*** Materials provided ***

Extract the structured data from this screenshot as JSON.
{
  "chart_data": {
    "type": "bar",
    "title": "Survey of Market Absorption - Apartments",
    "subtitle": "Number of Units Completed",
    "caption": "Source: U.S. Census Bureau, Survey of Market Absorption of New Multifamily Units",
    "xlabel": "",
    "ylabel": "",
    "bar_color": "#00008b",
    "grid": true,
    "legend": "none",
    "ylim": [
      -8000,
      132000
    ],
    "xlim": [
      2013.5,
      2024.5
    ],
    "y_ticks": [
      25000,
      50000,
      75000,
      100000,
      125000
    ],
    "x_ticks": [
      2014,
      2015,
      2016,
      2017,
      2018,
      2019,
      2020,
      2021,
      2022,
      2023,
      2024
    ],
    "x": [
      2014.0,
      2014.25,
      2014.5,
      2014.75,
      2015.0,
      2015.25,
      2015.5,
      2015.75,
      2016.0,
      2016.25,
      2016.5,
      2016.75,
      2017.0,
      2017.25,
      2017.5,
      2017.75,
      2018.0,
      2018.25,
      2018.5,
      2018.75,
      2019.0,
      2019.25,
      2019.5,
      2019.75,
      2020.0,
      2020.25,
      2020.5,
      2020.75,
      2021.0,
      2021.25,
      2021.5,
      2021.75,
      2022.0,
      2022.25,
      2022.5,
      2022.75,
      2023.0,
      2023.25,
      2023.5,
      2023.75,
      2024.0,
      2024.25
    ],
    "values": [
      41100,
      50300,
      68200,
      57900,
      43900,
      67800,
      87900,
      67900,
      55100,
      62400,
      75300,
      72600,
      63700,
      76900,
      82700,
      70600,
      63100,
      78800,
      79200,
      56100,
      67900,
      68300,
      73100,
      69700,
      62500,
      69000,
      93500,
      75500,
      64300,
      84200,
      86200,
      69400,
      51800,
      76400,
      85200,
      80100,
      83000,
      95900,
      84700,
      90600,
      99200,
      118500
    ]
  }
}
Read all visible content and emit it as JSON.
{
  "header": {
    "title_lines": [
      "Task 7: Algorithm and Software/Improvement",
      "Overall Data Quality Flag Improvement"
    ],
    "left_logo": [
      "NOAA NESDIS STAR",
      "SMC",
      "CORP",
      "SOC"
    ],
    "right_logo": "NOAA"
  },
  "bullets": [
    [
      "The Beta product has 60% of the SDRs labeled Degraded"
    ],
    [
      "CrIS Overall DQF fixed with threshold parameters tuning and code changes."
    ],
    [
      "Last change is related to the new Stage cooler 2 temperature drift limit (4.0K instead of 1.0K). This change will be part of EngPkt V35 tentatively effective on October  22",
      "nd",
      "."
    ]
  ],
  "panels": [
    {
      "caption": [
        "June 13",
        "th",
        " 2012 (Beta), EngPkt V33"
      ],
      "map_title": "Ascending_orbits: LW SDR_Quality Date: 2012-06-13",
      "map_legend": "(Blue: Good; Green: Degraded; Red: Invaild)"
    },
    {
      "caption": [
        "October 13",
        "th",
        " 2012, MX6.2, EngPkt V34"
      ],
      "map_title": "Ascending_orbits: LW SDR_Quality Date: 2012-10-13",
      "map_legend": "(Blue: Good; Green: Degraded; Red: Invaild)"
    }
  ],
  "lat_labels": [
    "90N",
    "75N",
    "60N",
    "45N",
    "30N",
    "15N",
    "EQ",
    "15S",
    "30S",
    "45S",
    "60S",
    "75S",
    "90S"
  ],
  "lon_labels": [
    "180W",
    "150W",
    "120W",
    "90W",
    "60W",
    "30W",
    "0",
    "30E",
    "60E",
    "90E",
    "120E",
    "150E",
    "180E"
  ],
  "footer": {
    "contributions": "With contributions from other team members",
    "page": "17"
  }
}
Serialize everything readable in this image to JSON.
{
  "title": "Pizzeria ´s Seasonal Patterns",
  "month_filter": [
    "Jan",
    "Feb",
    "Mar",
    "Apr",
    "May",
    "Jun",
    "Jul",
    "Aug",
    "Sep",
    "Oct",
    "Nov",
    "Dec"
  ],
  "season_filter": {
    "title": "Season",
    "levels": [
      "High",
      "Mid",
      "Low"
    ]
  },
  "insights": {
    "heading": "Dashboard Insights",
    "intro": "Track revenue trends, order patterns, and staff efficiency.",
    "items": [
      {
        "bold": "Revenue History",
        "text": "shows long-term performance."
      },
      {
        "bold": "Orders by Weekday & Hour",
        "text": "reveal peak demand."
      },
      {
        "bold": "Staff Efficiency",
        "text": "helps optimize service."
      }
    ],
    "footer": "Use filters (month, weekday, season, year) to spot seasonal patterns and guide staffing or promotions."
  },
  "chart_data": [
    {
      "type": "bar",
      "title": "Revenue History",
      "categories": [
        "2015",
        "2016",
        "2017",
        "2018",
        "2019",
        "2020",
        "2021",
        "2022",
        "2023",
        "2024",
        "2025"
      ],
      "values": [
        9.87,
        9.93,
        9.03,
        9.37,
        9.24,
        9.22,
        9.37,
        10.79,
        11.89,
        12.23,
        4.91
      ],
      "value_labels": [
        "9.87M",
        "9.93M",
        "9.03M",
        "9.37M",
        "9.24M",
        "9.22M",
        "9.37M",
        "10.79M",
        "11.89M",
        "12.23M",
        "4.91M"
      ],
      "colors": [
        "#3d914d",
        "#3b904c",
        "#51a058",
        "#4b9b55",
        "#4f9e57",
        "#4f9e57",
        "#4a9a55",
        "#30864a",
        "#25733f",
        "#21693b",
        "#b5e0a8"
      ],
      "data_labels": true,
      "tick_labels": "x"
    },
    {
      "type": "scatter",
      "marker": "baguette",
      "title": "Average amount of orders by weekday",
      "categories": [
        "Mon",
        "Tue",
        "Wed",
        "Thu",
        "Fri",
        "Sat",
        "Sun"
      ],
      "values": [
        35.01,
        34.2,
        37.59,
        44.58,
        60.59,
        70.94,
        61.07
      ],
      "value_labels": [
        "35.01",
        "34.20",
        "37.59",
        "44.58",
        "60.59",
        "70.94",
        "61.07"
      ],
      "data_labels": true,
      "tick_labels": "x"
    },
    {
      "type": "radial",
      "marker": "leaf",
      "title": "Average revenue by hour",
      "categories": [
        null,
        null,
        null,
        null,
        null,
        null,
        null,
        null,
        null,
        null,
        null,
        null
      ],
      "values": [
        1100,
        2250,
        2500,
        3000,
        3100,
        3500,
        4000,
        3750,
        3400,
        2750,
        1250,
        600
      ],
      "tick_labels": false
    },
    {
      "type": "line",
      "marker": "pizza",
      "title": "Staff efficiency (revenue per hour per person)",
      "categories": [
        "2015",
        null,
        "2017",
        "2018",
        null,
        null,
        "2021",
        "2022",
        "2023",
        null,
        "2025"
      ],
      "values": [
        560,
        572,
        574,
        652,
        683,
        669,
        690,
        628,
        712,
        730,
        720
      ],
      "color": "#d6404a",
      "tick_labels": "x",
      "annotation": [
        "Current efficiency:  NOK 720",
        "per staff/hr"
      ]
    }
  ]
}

***

__Requirements__.
Reproduce the listing shown above in its entirety, exactly.

__Exercise solution__.
Extract the structured data from this screenshot as JSON.
{
  "chart_data": {
    "type": "bar",
    "title": "Survey of Market Absorption - Apartments",
    "subtitle": "Number of Units Completed",
    "caption": "Source: U.S. Census Bureau, Survey of Market Absorption of New Multifamily Units",
    "xlabel": "",
    "ylabel": "",
    "bar_color": "#00008b",
    "grid": true,
    "legend": "none",
    "ylim": [
      -8000,
      132000
    ],
    "xlim": [
      2013.5,
      2024.5
    ],
    "y_ticks": [
      25000,
      50000,
      75000,
      100000,
      125000
    ],
    "x_ticks": [
      2014,
      2015,
      2016,
      2017,
      2018,
      2019,
      2020,
      2021,
      2022,
      2023,
      2024
    ],
    "x": [
      2014.0,
      2014.25,
      2014.5,
      2014.75,
      2015.0,
      2015.25,
      2015.5,
      2015.75,
      2016.0,
      2016.25,
      2016.5,
      2016.75,
      2017.0,
      2017.25,
      2017.5,
      2017.75,
      2018.0,
      2018.25,
      2018.5,
      2018.75,
      2019.0,
      2019.25,
      2019.5,
      2019.75,
      2020.0,
      2020.25,
      2020.5,
      2020.75,
      2021.0,
      2021.25,
      2021.5,
      2021.75,
      2022.0,
      2022.25,
      2022.5,
      2022.75,
      2023.0,
      2023.25,
      2023.5,
      2023.75,
      2024.0,
      2024.25
    ],
    "values": [
      41100,
      50300,
      68200,
      57900,
      43900,
      67800,
      87900,
      67900,
      55100,
      62400,
      75300,
      72600,
      63700,
      76900,
      82700,
      70600,
      63100,
      78800,
      79200,
      56100,
      67900,
      68300,
      73100,
      69700,
      62500,
      69000,
      93500,
      75500,
      64300,
      84200,
      86200,
      69400,
      51800,
      76400,
      85200,
      80100,
      83000,
      95900,
      84700,
      90600,
      99200,
      118500
    ]
  }
}
Read all visible content and emit it as JSON.
{
  "header": {
    "title_lines": [
      "Task 7: Algorithm and Software/Improvement",
      "Overall Data Quality Flag Improvement"
    ],
    "left_logo": [
      "NOAA NESDIS STAR",
      "SMC",
      "CORP",
      "SOC"
    ],
    "right_logo": "NOAA"
  },
  "bullets": [
    [
      "The Beta product has 60% of the SDRs labeled Degraded"
    ],
    [
      "CrIS Overall DQF fixed with threshold parameters tuning and code changes."
    ],
    [
      "Last change is related to the new Stage cooler 2 temperature drift limit (4.0K instead of 1.0K). This change will be part of EngPkt V35 tentatively effective on October  22",
      "nd",
      "."
    ]
  ],
  "panels": [
    {
      "caption": [
        "June 13",
        "th",
        " 2012 (Beta), EngPkt V33"
      ],
      "map_title": "Ascending_orbits: LW SDR_Quality Date: 2012-06-13",
      "map_legend": "(Blue: Good; Green: Degraded; Red: Invaild)"
    },
    {
      "caption": [
        "October 13",
        "th",
        " 2012, MX6.2, EngPkt V34"
      ],
      "map_title": "Ascending_orbits: LW SDR_Quality Date: 2012-10-13",
      "map_legend": "(Blue: Good; Green: Degraded; Red: Invaild)"
    }
  ],
  "lat_labels": [
    "90N",
    "75N",
    "60N",
    "45N",
    "30N",
    "15N",
    "EQ",
    "15S",
    "30S",
    "45S",
    "60S",
    "75S",
    "90S"
  ],
  "lon_labels": [
    "180W",
    "150W",
    "120W",
    "90W",
    "60W",
    "30W",
    "0",
    "30E",
    "60E",
    "90E",
    "120E",
    "150E",
    "180E"
  ],
  "footer": {
    "contributions": "With contributions from other team members",
    "page": "17"
  }
}
Serialize everything readable in this image to JSON.
{
  "title": "Pizzeria ´s Seasonal Patterns",
  "month_filter": [
    "Jan",
    "Feb",
    "Mar",
    "Apr",
    "May",
    "Jun",
    "Jul",
    "Aug",
    "Sep",
    "Oct",
    "Nov",
    "Dec"
  ],
  "season_filter": {
    "title": "Season",
    "levels": [
      "High",
      "Mid",
      "Low"
    ]
  },
  "insights": {
    "heading": "Dashboard Insights",
    "intro": "Track revenue trends, order patterns, and staff efficiency.",
    "items": [
      {
        "bold": "Revenue History",
        "text": "shows long-term performance."
      },
      {
        "bold": "Orders by Weekday & Hour",
        "text": "reveal peak demand."
      },
      {
        "bold": "Staff Efficiency",
        "text": "helps optimize service."
      }
    ],
    "footer": "Use filters (month, weekday, season, year) to spot seasonal patterns and guide staffing or promotions."
  },
  "chart_data": [
    {
      "type": "bar",
      "title": "Revenue History",
      "categories": [
        "2015",
        "2016",
        "2017",
        "2018",
        "2019",
        "2020",
        "2021",
        "2022",
        "2023",
        "2024",
        "2025"
      ],
      "values": [
        9.87,
        9.93,
        9.03,
        9.37,
        9.24,
        9.22,
        9.37,
        10.79,
        11.89,
        12.23,
        4.91
      ],
      "value_labels": [
        "9.87M",
        "9.93M",
        "9.03M",
        "9.37M",
        "9.24M",
        "9.22M",
        "9.37M",
        "10.79M",
        "11.89M",
        "12.23M",
        "4.91M"
      ],
      "colors": [
        "#3d914d",
        "#3b904c",
        "#51a058",
        "#4b9b55",
        "#4f9e57",
        "#4f9e57",
        "#4a9a55",
        "#30864a",
        "#25733f",
        "#21693b",
        "#b5e0a8"
      ],
      "data_labels": true,
      "tick_labels": "x"
    },
    {
      "type": "scatter",
      "marker": "baguette",
      "title": "Average amount of orders by weekday",
      "categories": [
        "Mon",
        "Tue",
        "Wed",
        "Thu",
        "Fri",
        "Sat",
        "Sun"
      ],
      "values": [
        35.01,
        34.2,
        37.59,
        44.58,
        60.59,
        70.94,
        61.07
      ],
      "value_labels": [
        "35.01",
        "34.20",
        "37.59",
        "44.58",
        "60.59",
        "70.94",
        "61.07"
      ],
      "data_labels": true,
      "tick_labels": "x"
    },
    {
      "type": "radial",
      "marker": "leaf",
      "title": "Average revenue by hour",
      "categories": [
        null,
        null,
        null,
        null,
        null,
        null,
        null,
        null,
        null,
        null,
        null,
        null
      ],
      "values": [
        1100,
        2250,
        2500,
        3000,
        3100,
        3500,
        4000,
        3750,
        3400,
        2750,
        1250,
        600
      ],
      "tick_labels": false
    },
    {
      "type": "line",
      "marker": "pizza",
      "title": "Staff efficiency (revenue per hour per person)",
      "categories": [
        "2015",
        null,
        "2017",
        "2018",
        null,
        null,
        "2021",
        "2022",
        "2023",
        null,
        "2025"
      ],
      "values": [
        560,
        572,
        574,
        652,
        683,
        669,
        690,
        628,
        712,
        730,
        720
      ],
      "color": "#d6404a",
      "tick_labels": "x",
      "annotation": [
        "Current efficiency:  NOK 720",
        "per staff/hr"
      ]
    }
  ]
}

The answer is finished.